[BEGIN Records for processing]

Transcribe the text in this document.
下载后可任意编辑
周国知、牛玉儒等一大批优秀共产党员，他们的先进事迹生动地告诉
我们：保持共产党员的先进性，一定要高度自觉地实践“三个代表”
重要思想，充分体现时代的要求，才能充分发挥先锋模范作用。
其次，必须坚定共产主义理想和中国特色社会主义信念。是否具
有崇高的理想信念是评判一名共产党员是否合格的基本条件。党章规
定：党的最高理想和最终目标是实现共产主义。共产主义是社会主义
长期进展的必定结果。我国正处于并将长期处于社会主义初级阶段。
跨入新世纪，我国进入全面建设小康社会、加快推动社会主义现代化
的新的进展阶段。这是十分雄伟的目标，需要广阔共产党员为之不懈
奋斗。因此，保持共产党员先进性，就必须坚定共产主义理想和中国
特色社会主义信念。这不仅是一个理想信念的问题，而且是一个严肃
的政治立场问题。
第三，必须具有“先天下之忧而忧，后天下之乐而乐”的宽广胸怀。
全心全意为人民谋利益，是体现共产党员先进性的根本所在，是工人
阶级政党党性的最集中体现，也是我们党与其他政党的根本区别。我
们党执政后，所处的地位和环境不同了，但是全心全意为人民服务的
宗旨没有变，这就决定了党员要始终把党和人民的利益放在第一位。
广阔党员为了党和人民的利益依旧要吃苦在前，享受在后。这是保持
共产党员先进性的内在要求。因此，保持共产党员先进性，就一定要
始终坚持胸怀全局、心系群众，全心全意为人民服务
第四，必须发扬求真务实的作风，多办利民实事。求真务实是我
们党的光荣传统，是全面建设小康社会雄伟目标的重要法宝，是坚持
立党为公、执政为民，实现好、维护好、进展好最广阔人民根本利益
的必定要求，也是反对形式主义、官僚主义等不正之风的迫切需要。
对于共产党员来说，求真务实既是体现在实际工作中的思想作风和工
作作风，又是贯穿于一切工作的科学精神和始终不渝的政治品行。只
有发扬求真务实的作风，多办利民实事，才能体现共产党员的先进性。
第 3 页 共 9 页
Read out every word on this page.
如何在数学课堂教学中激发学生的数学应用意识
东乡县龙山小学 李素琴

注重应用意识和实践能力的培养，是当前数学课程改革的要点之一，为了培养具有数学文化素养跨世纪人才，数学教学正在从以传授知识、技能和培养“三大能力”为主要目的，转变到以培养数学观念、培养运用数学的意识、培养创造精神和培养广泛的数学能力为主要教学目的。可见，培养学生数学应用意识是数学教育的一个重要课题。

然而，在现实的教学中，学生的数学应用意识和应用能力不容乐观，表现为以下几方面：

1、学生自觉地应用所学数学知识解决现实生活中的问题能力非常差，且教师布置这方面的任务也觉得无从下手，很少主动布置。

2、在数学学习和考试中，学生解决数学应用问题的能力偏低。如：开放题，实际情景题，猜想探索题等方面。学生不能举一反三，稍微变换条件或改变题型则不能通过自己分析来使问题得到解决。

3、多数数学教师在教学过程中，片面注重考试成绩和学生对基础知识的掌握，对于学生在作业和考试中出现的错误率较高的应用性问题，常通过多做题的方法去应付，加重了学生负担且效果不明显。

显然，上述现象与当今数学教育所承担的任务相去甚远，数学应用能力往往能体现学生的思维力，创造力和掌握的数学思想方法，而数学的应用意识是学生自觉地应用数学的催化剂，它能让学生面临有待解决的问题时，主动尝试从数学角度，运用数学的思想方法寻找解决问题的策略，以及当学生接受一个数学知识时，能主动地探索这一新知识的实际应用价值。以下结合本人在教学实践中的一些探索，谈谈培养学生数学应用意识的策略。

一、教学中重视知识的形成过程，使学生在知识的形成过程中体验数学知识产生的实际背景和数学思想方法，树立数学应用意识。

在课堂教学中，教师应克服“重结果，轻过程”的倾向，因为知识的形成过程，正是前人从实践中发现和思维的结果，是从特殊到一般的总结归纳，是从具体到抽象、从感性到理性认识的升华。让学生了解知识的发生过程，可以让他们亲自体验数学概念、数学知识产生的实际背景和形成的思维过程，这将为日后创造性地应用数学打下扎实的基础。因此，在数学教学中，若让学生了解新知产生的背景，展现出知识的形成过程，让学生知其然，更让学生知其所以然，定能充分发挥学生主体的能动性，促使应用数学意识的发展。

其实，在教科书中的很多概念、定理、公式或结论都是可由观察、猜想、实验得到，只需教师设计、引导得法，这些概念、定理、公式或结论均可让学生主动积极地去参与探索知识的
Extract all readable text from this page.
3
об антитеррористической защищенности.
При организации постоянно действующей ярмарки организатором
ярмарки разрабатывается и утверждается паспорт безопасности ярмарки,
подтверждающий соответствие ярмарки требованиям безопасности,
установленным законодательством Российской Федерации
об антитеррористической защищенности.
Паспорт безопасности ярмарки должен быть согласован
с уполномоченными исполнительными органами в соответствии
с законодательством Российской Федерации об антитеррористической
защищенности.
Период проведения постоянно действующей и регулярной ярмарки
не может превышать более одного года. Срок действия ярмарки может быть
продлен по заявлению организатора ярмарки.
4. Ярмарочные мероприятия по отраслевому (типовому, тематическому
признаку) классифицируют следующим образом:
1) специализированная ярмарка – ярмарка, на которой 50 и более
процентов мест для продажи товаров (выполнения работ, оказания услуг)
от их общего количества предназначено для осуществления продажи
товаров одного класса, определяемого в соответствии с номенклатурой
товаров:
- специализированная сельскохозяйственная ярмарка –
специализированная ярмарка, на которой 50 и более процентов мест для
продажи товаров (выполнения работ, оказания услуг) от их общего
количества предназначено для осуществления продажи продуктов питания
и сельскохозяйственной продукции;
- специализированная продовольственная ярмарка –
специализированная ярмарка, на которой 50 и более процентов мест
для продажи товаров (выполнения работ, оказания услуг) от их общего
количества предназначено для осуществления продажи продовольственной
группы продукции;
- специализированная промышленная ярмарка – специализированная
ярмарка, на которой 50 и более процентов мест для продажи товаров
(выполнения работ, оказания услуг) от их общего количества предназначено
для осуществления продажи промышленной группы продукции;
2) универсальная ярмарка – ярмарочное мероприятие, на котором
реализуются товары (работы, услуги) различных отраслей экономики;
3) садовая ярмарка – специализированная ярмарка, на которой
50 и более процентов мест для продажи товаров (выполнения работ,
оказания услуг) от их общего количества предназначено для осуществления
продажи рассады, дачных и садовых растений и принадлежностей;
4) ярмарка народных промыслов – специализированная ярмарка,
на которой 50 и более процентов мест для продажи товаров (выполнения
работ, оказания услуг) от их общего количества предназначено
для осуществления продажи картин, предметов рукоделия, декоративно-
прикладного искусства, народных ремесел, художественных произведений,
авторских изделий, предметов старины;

[END Records for processing]

# [Task statement]
Copy every line of the listing that includes the string "одного".

# [Written answer]
не может превышать более одного года. Срок действия ярмарки может быть
товаров одного класса, определяемого в соответствии с номенклатурой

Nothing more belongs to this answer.